Dataset entries:
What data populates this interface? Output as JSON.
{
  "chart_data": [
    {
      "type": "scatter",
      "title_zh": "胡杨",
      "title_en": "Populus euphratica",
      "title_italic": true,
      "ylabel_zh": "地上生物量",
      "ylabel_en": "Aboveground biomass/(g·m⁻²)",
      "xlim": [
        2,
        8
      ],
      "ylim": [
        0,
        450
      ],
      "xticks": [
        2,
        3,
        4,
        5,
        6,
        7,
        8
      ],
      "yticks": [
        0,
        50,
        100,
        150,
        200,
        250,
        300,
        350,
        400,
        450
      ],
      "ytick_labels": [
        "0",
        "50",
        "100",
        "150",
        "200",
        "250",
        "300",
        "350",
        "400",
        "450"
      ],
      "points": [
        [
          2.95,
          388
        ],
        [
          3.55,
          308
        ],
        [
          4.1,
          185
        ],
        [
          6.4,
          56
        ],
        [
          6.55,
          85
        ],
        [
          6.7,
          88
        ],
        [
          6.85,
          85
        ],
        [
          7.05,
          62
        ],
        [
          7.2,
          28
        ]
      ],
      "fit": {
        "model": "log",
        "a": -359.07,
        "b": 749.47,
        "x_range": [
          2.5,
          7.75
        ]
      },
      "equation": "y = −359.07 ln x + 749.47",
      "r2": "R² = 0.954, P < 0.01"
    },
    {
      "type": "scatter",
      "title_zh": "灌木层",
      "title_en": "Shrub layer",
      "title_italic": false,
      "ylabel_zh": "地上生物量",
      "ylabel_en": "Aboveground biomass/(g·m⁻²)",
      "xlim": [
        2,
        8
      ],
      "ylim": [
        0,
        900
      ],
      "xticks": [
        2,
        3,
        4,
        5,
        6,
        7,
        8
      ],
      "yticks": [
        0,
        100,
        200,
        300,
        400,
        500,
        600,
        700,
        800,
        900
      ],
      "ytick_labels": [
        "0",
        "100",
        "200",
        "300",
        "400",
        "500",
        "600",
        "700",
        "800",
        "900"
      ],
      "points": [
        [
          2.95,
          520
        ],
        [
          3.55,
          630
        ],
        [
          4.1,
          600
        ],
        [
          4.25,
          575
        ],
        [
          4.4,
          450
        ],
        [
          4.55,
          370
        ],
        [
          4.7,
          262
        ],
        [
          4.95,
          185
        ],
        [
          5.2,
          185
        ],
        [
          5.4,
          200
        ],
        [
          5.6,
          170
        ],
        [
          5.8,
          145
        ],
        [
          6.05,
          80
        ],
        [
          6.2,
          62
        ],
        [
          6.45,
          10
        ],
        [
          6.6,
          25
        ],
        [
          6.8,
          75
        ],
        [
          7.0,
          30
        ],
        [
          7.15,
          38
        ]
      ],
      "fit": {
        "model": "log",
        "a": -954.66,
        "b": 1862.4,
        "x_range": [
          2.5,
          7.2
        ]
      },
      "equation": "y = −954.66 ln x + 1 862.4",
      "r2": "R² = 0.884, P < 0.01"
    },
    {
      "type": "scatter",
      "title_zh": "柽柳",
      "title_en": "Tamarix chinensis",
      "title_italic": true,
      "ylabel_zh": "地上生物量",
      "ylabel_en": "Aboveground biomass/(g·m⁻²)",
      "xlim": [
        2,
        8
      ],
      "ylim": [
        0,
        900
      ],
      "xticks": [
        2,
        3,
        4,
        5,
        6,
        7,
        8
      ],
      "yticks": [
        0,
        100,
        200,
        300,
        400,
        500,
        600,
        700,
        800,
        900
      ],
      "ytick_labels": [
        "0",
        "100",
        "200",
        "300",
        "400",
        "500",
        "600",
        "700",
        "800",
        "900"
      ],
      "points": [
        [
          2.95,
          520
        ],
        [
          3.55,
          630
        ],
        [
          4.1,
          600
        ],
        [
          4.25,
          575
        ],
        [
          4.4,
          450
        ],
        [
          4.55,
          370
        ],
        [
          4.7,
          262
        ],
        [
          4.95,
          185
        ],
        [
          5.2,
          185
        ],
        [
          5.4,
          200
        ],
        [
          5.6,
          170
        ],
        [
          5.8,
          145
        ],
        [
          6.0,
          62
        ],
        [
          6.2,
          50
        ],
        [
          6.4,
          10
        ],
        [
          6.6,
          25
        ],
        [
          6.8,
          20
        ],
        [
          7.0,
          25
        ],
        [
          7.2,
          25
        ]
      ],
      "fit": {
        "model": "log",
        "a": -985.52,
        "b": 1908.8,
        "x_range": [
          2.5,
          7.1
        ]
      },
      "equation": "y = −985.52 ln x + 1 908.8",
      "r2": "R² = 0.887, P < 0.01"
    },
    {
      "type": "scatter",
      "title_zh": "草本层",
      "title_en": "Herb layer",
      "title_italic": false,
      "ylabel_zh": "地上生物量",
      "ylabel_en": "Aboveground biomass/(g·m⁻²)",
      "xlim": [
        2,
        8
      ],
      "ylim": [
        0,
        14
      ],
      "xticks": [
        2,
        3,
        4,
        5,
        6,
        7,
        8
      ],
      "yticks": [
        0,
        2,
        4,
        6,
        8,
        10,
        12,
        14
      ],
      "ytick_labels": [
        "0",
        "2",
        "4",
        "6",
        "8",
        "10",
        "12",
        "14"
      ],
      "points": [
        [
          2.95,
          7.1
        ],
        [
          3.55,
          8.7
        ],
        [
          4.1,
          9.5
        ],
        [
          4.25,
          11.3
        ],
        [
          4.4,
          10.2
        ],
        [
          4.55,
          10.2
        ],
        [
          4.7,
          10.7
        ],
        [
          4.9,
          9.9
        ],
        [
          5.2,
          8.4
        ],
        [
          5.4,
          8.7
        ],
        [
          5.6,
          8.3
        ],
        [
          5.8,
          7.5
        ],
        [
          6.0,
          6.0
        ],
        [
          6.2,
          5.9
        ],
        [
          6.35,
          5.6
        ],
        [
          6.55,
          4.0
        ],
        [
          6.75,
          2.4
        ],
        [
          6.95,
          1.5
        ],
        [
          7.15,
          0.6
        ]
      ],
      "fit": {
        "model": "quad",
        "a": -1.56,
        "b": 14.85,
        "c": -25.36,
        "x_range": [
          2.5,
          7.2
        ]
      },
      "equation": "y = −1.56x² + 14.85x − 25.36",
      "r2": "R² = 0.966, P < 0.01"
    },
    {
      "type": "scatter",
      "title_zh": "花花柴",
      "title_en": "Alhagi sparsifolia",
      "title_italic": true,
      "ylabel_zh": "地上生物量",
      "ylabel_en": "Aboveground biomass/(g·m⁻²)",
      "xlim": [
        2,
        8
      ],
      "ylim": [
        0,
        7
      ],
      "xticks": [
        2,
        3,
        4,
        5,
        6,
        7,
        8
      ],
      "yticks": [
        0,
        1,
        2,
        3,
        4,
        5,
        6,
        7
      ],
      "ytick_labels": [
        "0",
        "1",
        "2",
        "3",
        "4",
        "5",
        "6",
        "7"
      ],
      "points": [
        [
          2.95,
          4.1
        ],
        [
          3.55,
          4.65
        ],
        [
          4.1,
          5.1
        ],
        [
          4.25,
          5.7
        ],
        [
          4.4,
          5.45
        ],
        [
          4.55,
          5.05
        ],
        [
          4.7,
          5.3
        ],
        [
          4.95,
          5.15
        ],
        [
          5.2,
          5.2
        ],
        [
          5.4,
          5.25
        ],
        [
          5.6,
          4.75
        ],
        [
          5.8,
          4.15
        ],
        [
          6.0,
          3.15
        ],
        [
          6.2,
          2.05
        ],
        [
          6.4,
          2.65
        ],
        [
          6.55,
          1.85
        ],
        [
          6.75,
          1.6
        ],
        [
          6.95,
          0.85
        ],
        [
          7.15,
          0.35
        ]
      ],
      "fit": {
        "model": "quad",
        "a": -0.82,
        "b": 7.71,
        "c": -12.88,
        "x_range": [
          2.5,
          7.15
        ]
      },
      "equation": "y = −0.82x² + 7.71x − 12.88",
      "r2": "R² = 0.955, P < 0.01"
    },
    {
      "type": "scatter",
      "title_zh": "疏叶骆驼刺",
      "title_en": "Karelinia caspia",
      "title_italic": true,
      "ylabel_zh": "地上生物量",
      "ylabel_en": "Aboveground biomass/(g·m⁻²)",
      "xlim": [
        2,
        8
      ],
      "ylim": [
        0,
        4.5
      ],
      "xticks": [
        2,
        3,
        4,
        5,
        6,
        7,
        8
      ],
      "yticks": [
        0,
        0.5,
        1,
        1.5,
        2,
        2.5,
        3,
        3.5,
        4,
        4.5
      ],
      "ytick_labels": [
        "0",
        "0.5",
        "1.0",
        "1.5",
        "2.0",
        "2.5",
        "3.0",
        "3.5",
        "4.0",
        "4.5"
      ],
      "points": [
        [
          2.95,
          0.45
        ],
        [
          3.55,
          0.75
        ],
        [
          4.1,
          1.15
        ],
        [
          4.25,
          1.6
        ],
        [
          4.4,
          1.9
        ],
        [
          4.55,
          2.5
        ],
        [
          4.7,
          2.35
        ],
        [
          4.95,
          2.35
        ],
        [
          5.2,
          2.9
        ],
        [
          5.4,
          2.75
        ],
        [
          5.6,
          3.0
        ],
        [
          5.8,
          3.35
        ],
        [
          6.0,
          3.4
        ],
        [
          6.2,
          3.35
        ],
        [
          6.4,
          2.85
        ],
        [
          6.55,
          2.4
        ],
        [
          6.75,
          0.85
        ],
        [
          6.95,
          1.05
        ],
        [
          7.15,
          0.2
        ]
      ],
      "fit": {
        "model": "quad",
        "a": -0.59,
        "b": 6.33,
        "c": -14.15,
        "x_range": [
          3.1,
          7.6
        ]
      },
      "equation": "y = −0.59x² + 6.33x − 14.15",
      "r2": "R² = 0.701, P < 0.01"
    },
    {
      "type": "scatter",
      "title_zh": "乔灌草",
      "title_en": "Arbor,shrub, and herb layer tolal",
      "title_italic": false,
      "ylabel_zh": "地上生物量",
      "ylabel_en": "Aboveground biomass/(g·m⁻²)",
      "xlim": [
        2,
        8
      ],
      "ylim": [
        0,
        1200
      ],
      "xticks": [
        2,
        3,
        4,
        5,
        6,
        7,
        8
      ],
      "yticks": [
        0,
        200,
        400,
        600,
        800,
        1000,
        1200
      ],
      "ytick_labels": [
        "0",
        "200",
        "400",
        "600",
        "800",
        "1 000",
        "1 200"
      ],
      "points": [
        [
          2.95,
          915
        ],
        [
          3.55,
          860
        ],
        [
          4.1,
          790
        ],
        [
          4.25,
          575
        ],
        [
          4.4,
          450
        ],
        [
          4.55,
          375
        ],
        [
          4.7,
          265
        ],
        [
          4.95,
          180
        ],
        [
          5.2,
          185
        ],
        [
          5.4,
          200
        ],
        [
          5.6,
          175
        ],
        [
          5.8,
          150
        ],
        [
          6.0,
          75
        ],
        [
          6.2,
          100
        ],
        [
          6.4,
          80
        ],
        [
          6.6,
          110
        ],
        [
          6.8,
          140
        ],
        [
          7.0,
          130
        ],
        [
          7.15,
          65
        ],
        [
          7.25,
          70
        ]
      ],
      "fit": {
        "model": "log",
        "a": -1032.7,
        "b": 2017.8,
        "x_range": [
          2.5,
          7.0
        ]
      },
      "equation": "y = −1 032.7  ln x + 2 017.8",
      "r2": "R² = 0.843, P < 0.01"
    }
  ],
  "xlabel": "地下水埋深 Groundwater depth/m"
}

Given problem: Only the number should be given: how many lines of the data contain the word "layer"?

Response for this exercise: 3